Physics help

[derbski]

alright, I am guessing that only college level physics folks will know how to do this, but if any of you think you can do it, give it a whirl. Basically, I just need to find out how much energy is lost in a battery, then the rest of the question is as easy as plugging that into E=mc^2. so here is the problem

A certain 1.5-V battery (whose original mass is .425 kg) has a capacity of 4.5 Ah. About how much lighter is the battery when it is discharged than when it is full [Hint: It has the same number of electrons when "discharged" as it does when it is full]

so, based on that hint, like I said, it should be as simple as finding the energy released in that battery from when it is full to when it is dead, and plugging that into E=mc^2, I can find how much mass was turned into energy.

 

[Benson23]

i have enough of my own homework.

·····

■ Set tasks ■
1. From the physics help thread, set down the passage starting at "so, based on" and ending at "my own homework.".
2. In the physics help thread, what capacity does the problem give for the 1.5-V battery?
3. Summarize the physics help thread in two sentences.
Leave the data out of everything you do here.

■ Data provided ■
·····

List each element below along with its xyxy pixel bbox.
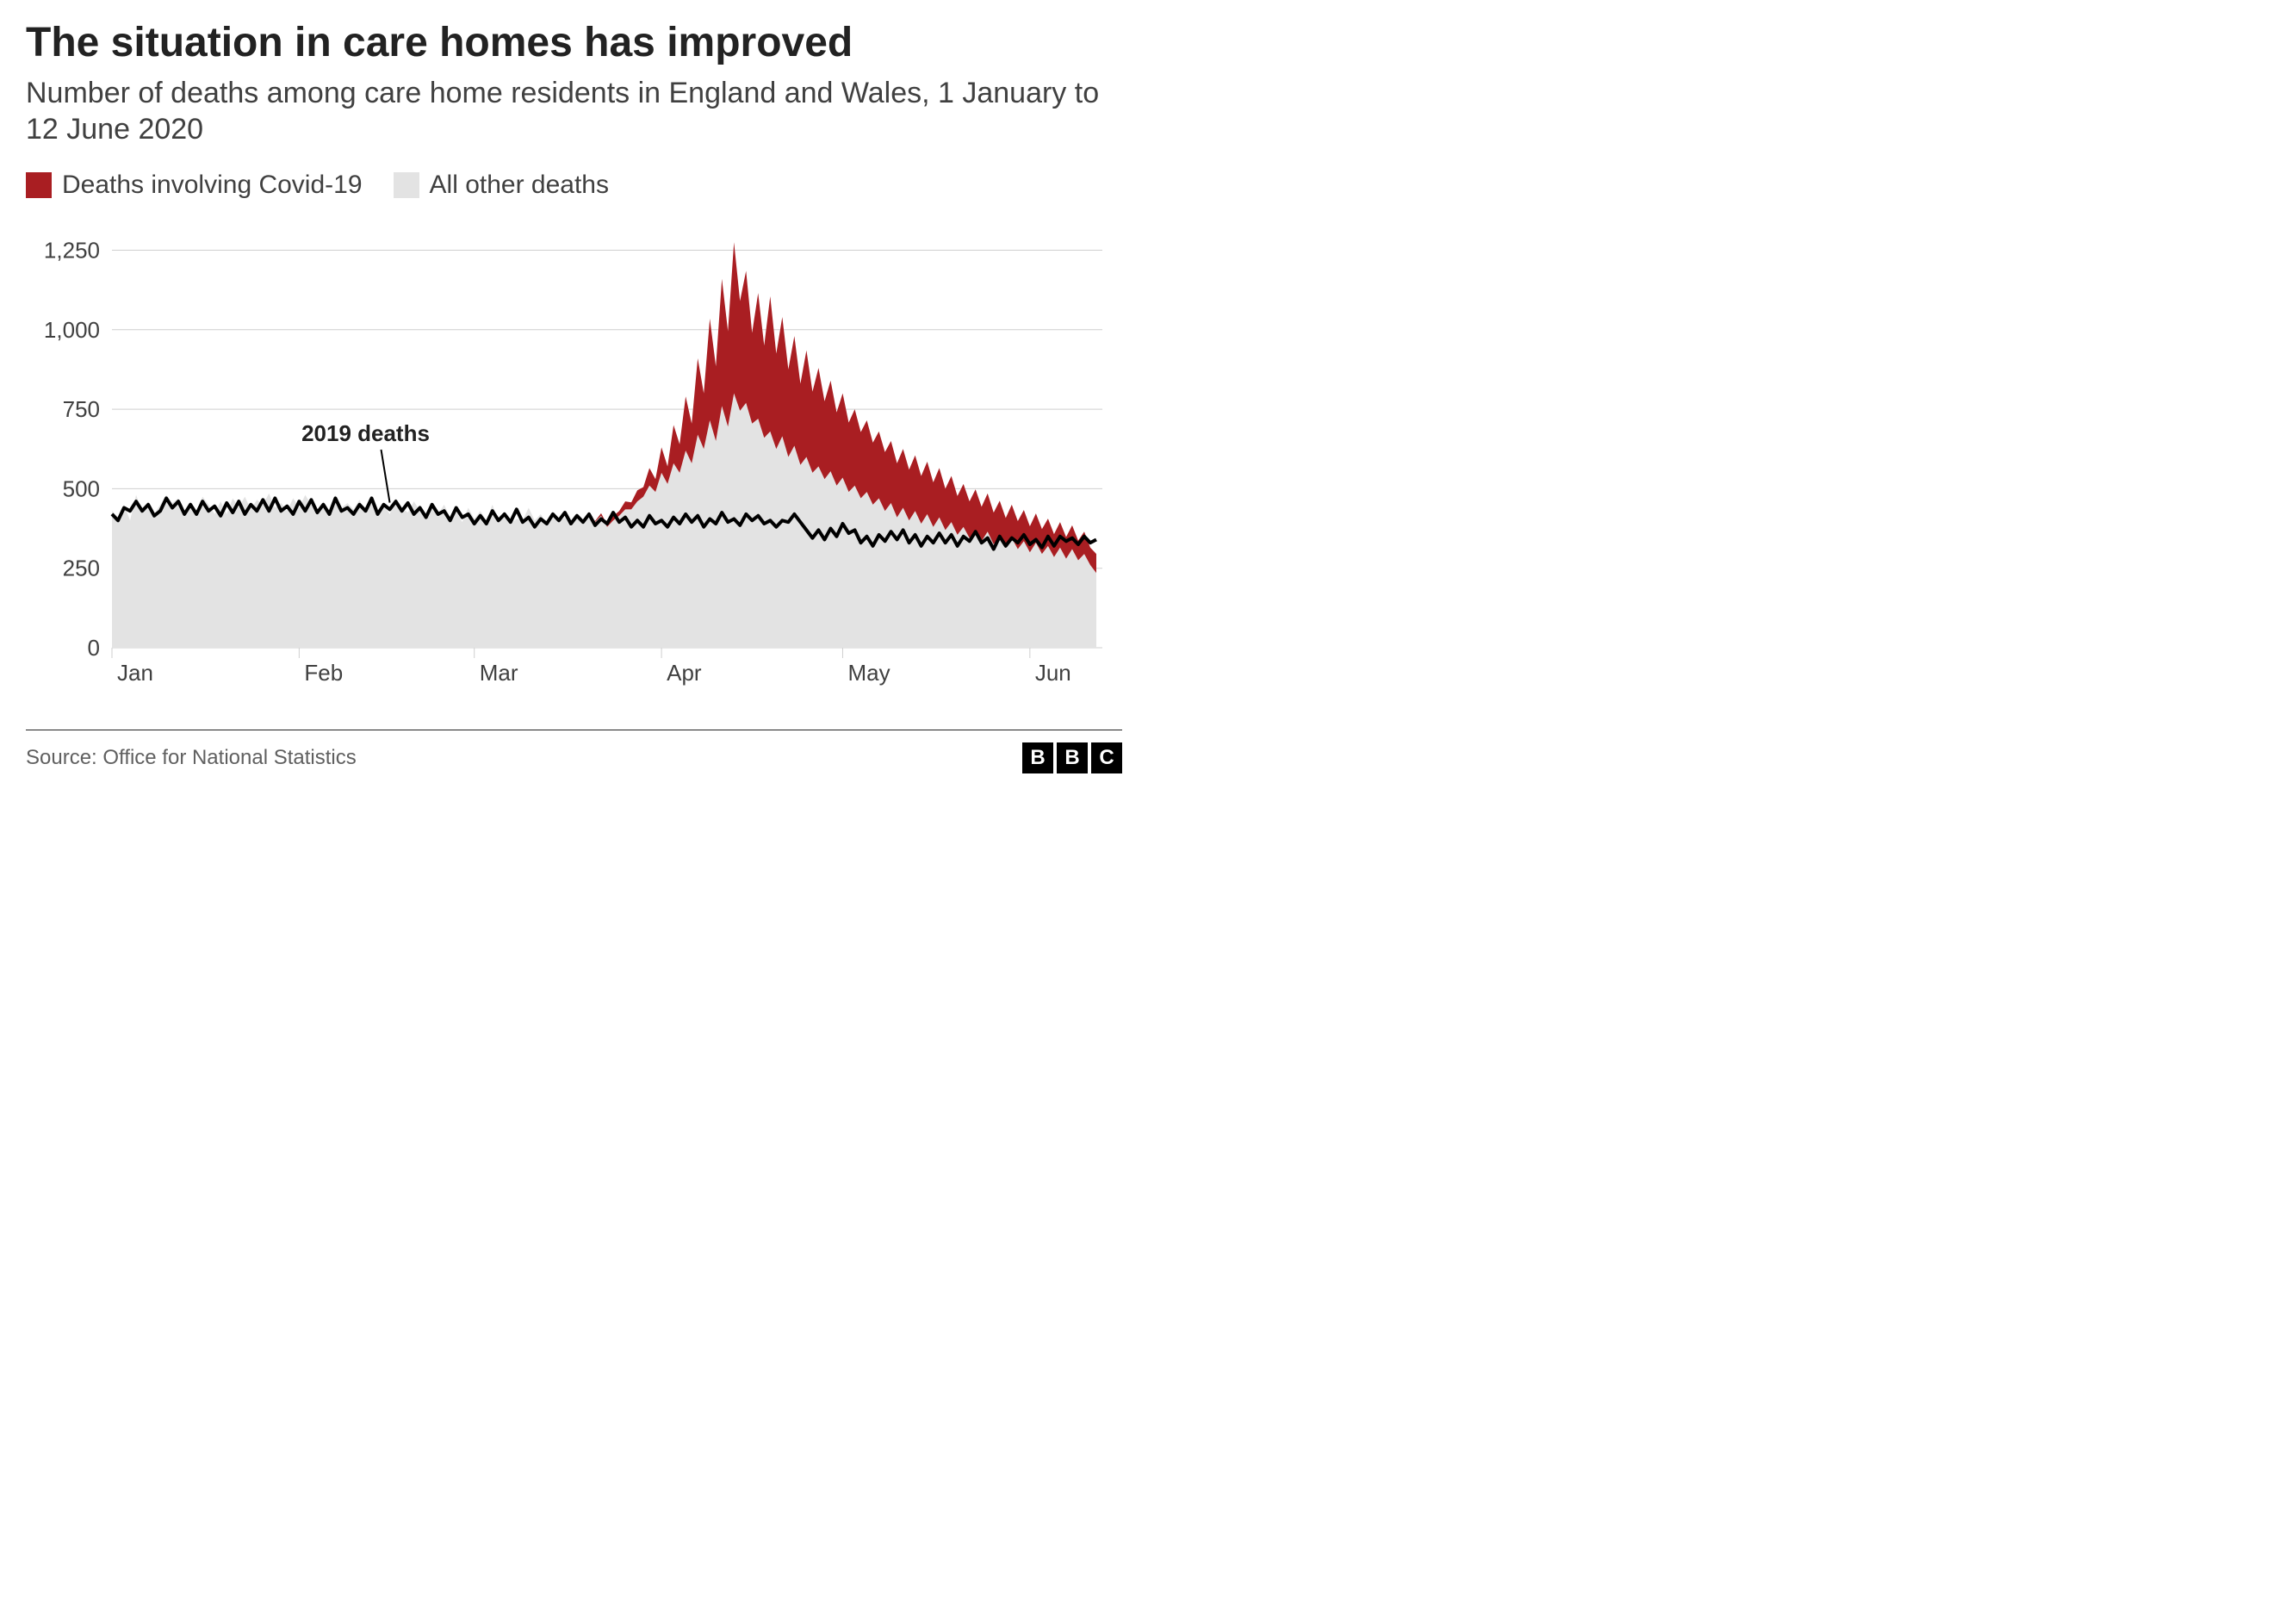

·····

■ Replies ■
1.
so, based on that hint, like I said, it should be as simple as finding the energy released in that battery from when it is full to when it is dead, and plugging that into E=mc^2, I can find how much mass was turned into energy.

 

[Benson23]

i have enough of my own homework.

2. The battery has a capacity of 4.5 Ah.

3. In the physics help thread, derbski posts a problem asking how much lighter a 1.5-V battery with an original mass of .425 kg and a capacity of 4.5 Ah is when discharged than when full, and plans to find the energy released and plug it into E=mc^2. Benson23 replies only that they have enough homework of their own.